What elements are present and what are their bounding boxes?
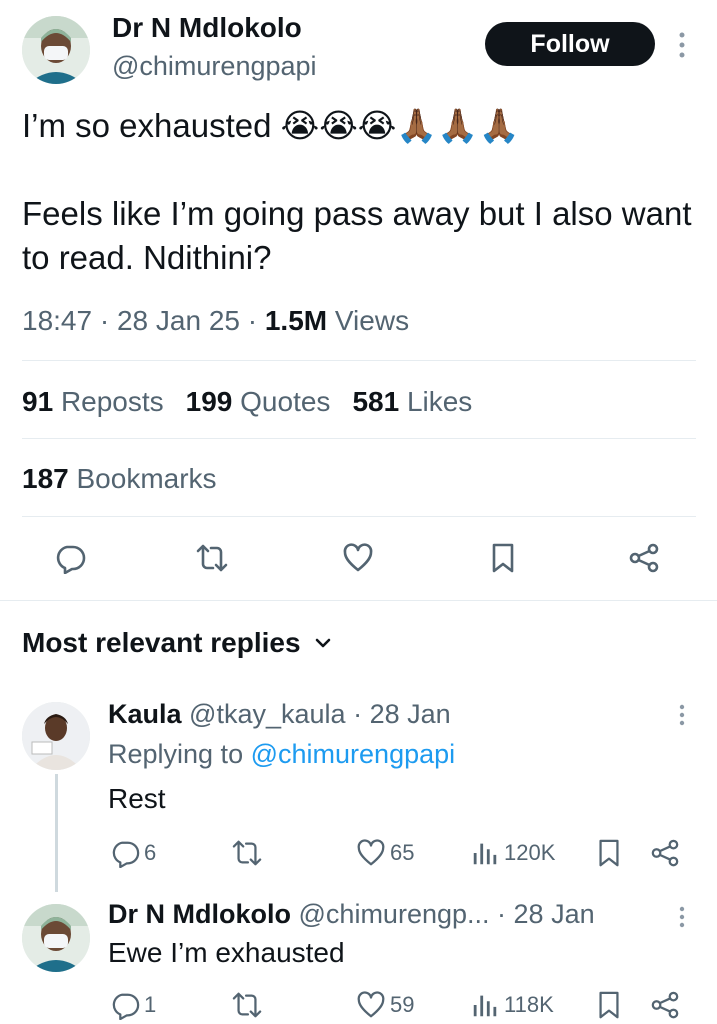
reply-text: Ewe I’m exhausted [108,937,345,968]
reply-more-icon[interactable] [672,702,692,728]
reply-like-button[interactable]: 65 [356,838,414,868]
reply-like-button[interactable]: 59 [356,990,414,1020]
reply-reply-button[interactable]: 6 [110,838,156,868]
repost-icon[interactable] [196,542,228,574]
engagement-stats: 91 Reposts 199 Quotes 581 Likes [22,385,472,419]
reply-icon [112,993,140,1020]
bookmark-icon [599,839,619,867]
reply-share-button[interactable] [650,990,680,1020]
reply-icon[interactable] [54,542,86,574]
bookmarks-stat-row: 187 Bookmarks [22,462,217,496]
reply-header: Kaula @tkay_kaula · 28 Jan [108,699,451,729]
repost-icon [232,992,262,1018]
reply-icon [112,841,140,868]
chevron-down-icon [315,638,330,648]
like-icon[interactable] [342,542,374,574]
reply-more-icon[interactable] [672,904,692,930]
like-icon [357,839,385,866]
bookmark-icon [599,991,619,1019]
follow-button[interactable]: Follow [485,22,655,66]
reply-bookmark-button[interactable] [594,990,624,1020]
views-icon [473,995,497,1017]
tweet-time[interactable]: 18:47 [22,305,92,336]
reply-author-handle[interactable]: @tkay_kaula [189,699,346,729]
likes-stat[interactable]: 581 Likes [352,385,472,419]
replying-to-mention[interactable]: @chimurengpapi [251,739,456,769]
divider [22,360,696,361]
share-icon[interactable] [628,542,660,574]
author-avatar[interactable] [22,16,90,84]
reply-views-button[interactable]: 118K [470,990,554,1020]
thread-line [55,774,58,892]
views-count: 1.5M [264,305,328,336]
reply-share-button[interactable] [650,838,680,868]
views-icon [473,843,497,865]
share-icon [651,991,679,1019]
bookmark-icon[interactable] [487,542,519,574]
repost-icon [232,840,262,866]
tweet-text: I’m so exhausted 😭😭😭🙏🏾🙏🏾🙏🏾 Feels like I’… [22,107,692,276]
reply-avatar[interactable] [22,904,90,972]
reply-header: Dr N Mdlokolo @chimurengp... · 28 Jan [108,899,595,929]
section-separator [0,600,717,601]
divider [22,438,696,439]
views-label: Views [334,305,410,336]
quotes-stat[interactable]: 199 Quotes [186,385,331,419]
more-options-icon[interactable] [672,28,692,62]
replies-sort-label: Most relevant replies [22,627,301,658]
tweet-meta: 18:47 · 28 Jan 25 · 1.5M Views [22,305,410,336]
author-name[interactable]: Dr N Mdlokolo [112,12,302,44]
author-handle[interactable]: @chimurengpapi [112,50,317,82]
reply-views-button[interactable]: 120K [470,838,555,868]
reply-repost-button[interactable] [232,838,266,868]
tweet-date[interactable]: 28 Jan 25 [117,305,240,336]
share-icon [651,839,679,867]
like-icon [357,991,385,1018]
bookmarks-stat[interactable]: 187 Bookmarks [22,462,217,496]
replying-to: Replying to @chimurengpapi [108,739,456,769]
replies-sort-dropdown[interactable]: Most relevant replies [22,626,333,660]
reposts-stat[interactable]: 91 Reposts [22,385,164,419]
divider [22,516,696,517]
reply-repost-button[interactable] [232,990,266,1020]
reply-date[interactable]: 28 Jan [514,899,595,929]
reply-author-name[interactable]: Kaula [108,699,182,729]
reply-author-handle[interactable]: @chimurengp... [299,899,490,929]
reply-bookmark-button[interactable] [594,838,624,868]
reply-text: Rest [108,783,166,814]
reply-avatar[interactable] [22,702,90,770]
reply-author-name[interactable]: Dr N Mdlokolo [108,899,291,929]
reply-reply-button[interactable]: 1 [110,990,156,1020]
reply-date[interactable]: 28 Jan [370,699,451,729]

· · · · ·

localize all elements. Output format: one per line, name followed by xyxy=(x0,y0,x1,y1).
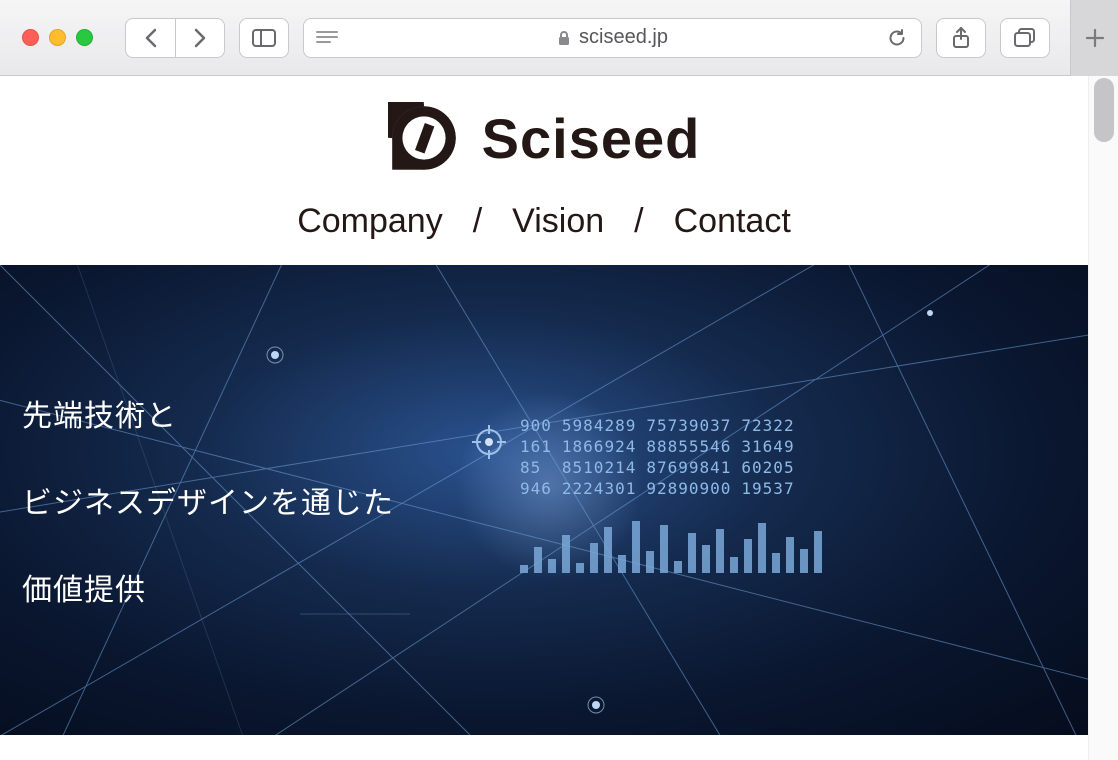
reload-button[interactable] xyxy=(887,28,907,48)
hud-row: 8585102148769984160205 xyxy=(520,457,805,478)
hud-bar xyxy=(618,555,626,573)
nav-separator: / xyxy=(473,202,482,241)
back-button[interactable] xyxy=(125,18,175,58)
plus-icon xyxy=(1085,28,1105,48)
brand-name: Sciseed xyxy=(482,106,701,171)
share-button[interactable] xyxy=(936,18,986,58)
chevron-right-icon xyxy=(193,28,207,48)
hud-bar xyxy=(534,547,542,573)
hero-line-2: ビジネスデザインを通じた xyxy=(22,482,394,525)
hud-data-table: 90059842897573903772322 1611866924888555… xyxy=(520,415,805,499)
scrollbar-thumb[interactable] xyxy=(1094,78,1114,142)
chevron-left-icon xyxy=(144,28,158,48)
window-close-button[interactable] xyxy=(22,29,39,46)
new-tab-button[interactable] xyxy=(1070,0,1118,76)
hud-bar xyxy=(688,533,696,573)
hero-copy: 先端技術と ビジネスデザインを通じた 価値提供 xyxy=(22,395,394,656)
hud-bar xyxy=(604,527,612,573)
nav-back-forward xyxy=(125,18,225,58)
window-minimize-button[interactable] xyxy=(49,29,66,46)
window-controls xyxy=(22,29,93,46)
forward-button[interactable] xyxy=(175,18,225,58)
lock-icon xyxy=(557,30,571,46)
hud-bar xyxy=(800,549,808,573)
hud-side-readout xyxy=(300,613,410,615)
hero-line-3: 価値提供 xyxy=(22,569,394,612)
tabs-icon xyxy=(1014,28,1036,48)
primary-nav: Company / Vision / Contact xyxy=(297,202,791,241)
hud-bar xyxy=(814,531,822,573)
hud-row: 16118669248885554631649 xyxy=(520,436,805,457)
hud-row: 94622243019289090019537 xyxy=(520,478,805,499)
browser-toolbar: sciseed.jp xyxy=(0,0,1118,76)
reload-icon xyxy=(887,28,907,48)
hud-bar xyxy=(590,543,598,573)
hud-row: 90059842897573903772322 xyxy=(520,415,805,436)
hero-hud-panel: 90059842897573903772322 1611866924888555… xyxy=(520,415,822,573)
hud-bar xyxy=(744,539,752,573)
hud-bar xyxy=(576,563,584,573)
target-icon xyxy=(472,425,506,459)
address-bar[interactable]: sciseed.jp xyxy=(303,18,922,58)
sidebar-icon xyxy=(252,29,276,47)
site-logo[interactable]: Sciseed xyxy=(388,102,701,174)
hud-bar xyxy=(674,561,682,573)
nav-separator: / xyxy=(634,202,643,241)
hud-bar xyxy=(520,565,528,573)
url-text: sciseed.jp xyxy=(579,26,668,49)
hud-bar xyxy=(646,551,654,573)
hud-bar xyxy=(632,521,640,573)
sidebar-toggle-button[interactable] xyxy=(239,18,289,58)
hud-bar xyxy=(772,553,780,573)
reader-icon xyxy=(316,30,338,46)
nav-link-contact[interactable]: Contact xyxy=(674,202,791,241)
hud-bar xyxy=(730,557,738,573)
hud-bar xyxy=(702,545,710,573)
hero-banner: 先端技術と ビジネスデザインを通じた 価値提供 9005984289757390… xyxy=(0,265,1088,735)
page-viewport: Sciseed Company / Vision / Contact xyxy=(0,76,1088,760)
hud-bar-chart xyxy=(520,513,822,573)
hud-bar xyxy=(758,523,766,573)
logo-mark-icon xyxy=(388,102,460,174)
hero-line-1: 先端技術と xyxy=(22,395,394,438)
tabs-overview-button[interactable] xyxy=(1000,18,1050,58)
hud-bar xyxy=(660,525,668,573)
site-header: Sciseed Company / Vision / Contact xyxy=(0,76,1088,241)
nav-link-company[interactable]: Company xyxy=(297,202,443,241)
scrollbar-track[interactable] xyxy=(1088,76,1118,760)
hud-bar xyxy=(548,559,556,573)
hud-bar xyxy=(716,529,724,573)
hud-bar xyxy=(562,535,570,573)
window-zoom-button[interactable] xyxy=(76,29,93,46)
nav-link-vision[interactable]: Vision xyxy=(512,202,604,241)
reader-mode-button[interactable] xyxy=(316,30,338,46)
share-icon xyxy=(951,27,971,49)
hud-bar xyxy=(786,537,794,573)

· · · · ·

EXERCISE GOAL = Can you repeat verbatim every line of the material from the one containing "reload-button[interactable] xyxy=(887,28,907,48)" through the one containing "scrollbar-thumb[interactable] xyxy=(1094,78,1114,142)", with both of those lines included?

RESPONSE =
reload-button[interactable] xyxy=(887,28,907,48)
hud-row: 8585102148769984160205 xyxy=(520,457,805,478)
hud-bar xyxy=(618,555,626,573)
nav-separator: / xyxy=(473,202,482,241)
back-button[interactable] xyxy=(125,18,175,58)
plus-icon xyxy=(1085,28,1105,48)
brand-name: Sciseed xyxy=(482,106,701,171)
share-button[interactable] xyxy=(936,18,986,58)
chevron-right-icon xyxy=(193,28,207,48)
hud-bar xyxy=(534,547,542,573)
hero-line-2: ビジネスデザインを通じた xyxy=(22,482,394,525)
hud-data-table: 90059842897573903772322 1611866924888555… xyxy=(520,415,805,499)
scrollbar-thumb[interactable] xyxy=(1094,78,1114,142)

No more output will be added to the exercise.